• [Written instruction] Across the material below, how many lines contain the word "true"? Give only the number.

• [Listed records]
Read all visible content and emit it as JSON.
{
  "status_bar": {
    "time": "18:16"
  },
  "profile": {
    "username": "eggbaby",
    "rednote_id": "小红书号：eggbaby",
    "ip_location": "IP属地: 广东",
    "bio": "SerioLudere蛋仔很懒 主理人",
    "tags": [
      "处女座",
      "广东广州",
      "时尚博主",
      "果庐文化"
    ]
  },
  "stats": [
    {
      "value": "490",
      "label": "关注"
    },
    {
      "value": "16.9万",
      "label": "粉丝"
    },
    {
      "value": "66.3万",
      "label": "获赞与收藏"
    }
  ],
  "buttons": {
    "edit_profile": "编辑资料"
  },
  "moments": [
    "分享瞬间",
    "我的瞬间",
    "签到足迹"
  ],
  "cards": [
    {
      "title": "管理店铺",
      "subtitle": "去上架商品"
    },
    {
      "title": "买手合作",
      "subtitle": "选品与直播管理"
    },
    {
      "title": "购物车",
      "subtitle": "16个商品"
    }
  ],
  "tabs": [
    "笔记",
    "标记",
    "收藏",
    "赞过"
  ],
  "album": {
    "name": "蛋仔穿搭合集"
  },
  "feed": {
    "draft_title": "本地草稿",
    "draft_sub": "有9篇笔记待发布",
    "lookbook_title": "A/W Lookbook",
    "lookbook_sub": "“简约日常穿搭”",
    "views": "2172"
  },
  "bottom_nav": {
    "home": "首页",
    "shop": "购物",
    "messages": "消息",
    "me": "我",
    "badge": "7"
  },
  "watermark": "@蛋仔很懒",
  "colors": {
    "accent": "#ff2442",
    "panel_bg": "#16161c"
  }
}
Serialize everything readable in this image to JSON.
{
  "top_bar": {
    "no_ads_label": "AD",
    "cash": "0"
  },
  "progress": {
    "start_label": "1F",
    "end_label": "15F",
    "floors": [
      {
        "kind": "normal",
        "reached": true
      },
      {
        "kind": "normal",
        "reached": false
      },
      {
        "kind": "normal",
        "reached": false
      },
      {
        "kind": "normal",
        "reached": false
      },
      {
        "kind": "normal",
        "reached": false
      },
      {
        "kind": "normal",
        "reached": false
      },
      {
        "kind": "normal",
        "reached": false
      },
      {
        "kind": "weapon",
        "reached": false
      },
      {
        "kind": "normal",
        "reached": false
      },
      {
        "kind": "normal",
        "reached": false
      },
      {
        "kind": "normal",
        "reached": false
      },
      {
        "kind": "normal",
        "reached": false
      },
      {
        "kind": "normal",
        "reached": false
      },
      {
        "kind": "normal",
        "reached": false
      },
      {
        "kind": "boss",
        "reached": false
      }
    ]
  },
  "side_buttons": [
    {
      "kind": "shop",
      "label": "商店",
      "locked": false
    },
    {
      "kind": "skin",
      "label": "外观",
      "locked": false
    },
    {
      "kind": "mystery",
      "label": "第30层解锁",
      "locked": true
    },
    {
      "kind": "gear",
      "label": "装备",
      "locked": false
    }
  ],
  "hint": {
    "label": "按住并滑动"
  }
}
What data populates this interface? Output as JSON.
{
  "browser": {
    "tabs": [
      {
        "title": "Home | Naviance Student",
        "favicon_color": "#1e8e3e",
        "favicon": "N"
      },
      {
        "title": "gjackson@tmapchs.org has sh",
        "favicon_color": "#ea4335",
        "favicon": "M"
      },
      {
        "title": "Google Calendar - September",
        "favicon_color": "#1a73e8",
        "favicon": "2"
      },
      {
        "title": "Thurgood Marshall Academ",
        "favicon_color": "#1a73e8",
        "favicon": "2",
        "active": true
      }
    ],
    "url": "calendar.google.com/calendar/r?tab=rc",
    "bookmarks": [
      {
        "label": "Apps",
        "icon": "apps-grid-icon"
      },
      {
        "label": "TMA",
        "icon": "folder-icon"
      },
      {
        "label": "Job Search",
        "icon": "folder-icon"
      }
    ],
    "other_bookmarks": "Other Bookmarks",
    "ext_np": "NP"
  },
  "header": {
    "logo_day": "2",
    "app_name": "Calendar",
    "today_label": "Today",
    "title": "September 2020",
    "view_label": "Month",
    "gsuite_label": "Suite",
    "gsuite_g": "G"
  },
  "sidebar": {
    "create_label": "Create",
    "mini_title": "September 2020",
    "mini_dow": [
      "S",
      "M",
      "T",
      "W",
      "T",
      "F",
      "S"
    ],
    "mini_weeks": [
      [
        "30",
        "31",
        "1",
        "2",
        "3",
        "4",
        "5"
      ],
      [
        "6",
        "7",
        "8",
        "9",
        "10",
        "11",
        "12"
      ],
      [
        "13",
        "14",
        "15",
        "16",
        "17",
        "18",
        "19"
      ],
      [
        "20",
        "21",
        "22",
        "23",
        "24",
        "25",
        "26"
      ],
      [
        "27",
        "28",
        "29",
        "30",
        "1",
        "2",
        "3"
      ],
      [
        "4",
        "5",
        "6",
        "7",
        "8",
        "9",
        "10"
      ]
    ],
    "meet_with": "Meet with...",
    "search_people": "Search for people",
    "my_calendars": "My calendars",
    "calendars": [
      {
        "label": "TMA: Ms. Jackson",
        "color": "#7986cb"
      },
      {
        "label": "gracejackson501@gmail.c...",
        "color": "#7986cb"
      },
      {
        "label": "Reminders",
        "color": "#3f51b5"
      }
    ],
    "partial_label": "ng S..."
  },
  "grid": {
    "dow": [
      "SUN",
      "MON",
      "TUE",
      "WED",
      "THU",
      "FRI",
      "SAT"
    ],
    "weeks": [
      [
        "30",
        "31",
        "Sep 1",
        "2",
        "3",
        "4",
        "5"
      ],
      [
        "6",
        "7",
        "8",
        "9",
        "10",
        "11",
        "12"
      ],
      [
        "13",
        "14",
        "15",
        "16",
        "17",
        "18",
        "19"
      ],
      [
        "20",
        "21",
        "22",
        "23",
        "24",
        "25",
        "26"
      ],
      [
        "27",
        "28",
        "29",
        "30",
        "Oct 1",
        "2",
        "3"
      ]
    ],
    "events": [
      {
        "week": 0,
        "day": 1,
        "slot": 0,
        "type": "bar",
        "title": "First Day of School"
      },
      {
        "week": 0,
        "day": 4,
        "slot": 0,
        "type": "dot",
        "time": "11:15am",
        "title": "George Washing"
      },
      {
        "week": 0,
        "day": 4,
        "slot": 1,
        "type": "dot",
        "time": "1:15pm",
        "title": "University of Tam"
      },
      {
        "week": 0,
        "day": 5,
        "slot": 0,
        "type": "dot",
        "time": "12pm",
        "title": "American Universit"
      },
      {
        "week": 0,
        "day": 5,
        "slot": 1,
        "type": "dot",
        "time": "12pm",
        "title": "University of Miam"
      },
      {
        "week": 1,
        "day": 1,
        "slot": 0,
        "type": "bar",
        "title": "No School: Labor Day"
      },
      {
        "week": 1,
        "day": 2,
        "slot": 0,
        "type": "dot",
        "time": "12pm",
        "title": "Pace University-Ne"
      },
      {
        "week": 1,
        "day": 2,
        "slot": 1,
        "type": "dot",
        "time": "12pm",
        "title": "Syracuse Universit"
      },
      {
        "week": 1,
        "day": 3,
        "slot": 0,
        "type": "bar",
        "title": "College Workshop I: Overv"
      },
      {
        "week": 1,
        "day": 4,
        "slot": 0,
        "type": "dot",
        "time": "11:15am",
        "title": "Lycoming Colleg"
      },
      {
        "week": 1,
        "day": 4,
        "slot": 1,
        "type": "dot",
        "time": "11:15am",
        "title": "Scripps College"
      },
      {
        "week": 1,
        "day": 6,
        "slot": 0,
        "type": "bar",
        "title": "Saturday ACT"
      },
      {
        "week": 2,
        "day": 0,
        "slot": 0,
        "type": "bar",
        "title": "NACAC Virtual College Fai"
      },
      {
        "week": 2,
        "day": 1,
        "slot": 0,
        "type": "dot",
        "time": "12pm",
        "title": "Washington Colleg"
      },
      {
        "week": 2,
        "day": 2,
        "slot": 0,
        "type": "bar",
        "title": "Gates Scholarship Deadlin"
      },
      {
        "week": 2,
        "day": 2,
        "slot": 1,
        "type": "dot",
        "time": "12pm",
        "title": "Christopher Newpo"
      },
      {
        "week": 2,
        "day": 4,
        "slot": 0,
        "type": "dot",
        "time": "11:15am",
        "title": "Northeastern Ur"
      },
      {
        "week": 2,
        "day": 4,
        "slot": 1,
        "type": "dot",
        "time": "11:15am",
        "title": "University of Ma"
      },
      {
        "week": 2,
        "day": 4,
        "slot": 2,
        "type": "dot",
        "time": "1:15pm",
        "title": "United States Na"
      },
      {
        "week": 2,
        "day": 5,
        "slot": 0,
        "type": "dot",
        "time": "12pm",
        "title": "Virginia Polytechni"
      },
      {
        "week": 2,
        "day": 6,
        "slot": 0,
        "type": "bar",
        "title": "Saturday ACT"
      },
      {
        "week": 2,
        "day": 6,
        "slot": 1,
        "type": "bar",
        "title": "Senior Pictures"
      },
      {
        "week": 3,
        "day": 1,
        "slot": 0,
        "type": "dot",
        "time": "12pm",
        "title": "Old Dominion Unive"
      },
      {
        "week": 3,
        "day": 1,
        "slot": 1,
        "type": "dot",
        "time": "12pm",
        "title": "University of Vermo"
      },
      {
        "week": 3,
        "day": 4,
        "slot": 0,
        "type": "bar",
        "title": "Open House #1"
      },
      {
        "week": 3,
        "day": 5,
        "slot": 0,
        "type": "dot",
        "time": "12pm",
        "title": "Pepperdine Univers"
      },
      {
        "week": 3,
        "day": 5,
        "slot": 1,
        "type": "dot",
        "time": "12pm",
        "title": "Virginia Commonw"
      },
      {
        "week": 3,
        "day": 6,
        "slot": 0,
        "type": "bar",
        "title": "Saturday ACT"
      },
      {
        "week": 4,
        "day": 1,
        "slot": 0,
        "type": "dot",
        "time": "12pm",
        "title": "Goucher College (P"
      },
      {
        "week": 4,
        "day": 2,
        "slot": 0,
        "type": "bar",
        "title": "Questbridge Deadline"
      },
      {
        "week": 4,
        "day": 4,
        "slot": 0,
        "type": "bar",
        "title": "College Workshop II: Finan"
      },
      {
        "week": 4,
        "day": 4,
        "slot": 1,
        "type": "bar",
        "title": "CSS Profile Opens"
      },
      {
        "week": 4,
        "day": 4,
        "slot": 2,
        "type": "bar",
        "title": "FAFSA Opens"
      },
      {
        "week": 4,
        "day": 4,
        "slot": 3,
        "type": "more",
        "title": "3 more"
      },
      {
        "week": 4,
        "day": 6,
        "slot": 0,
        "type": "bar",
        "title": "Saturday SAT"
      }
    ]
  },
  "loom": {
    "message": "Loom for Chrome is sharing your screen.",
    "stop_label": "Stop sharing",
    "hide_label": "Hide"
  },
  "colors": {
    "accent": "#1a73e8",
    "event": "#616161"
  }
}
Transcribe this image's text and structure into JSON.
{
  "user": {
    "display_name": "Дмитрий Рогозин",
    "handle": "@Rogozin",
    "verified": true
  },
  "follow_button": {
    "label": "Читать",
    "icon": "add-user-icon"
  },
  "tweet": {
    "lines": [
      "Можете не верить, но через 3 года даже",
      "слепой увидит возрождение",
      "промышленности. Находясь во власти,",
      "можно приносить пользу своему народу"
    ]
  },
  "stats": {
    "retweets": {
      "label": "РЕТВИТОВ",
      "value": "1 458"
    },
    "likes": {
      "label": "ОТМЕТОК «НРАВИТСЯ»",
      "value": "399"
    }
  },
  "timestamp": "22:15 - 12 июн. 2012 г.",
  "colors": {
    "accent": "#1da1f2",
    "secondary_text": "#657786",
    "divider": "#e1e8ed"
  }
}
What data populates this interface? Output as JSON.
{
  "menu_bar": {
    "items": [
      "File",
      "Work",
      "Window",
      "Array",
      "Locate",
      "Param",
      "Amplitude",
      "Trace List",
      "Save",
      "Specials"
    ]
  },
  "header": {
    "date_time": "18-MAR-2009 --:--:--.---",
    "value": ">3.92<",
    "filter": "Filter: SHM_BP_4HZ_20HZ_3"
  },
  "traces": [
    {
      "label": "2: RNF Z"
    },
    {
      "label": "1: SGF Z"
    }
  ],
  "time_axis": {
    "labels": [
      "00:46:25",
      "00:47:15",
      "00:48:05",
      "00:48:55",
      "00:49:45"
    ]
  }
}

• [Exercise response] 4